»»

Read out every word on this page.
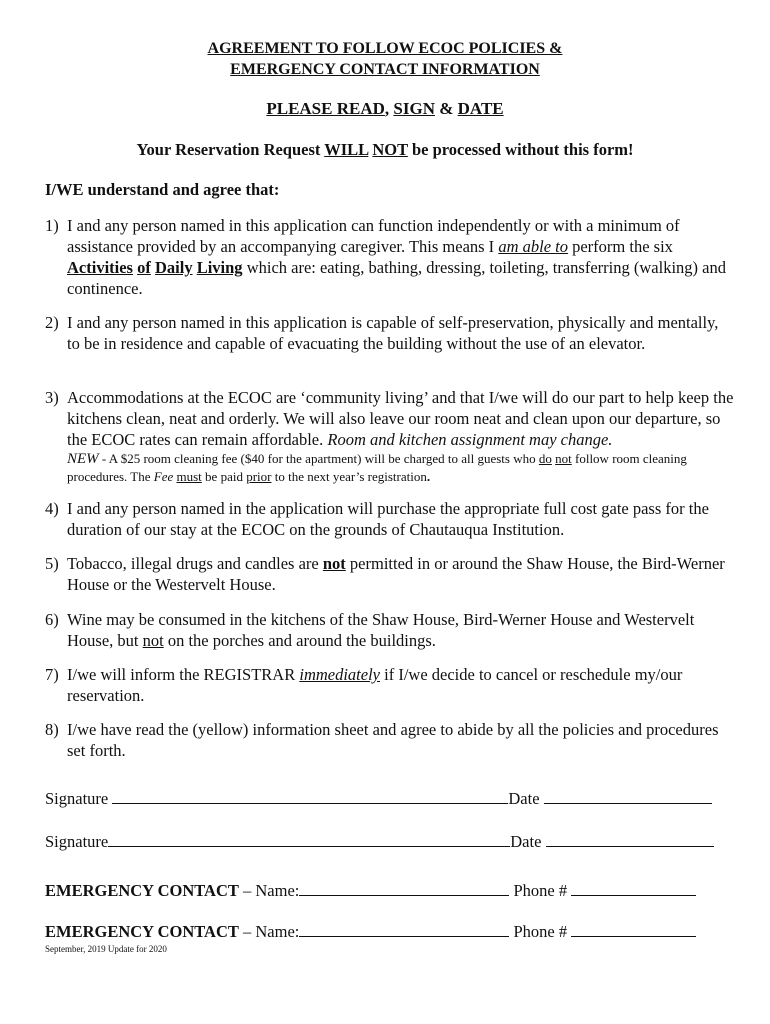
AGREEMENT TO FOLLOW ECOC POLICIES &
EMERGENCY CONTACT INFORMATION
PLEASE READ, SIGN & DATE
Your Reservation Request WILL NOT be processed without this form!
I/WE understand and agree that:
1) I and any person named in this application can function independently or with a minimum of assistance provided by an accompanying caregiver. This means I am able to perform the six Activities of Daily Living which are: eating, bathing, dressing, toileting, transferring (walking) and continence.
2) I and any person named in this application is capable of self-preservation, physically and mentally, to be in residence and capable of evacuating the building without the use of an elevator.
3) Accommodations at the ECOC are ‘community living’ and that I/we will do our part to help keep the kitchens clean, neat and orderly. We will also leave our room neat and clean upon our departure, so the ECOC rates can remain affordable. Room and kitchen assignment may change.
NEW - A $25 room cleaning fee ($40 for the apartment) will be charged to all guests who do not follow room cleaning procedures. The Fee must be paid prior to the next year’s registration.
4) I and any person named in the application will purchase the appropriate full cost gate pass for the duration of our stay at the ECOC on the grounds of Chautauqua Institution.
5) Tobacco, illegal drugs and candles are not permitted in or around the Shaw House, the Bird-Werner House or the Westervelt House.
6) Wine may be consumed in the kitchens of the Shaw House, Bird-Werner House and Westervelt House, but not on the porches and around the buildings.
7) I/we will inform the REGISTRAR immediately if I/we decide to cancel or reschedule my/our reservation.
8) I/we have read the (yellow) information sheet and agree to abide by all the policies and procedures set forth.
Signature	Date
Signature	Date
EMERGENCY CONTACT – Name:	Phone #
EMERGENCY CONTACT – Name:	Phone #
September, 2019 Update for 2020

««

▶ _WRITTEN PROBLEM_: All of the data above should be quoted exactly, except for the pictures.

▶ _EXERCISE SOLUTION_:
Read out every word on this page.
AGREEMENT TO FOLLOW ECOC POLICIES &
EMERGENCY CONTACT INFORMATION
PLEASE READ, SIGN & DATE
Your Reservation Request WILL NOT be processed without this form!
I/WE understand and agree that:
1) I and any person named in this application can function independently or with a minimum of assistance provided by an accompanying caregiver. This means I am able to perform the six Activities of Daily Living which are: eating, bathing, dressing, toileting, transferring (walking) and continence.
2) I and any person named in this application is capable of self-preservation, physically and mentally, to be in residence and capable of evacuating the building without the use of an elevator.
3) Accommodations at the ECOC are ‘community living’ and that I/we will do our part to help keep the kitchens clean, neat and orderly. We will also leave our room neat and clean upon our departure, so the ECOC rates can remain affordable. Room and kitchen assignment may change.
NEW - A $25 room cleaning fee ($40 for the apartment) will be charged to all guests who do not follow room cleaning procedures. The Fee must be paid prior to the next year’s registration.
4) I and any person named in the application will purchase the appropriate full cost gate pass for the duration of our stay at the ECOC on the grounds of Chautauqua Institution.
5) Tobacco, illegal drugs and candles are not permitted in or around the Shaw House, the Bird-Werner House or the Westervelt House.
6) Wine may be consumed in the kitchens of the Shaw House, Bird-Werner House and Westervelt House, but not on the porches and around the buildings.
7) I/we will inform the REGISTRAR immediately if I/we decide to cancel or reschedule my/our reservation.
8) I/we have read the (yellow) information sheet and agree to abide by all the policies and procedures set forth.
Signature	Date
Signature	Date
EMERGENCY CONTACT – Name:	Phone #
EMERGENCY CONTACT – Name:	Phone #
September, 2019 Update for 2020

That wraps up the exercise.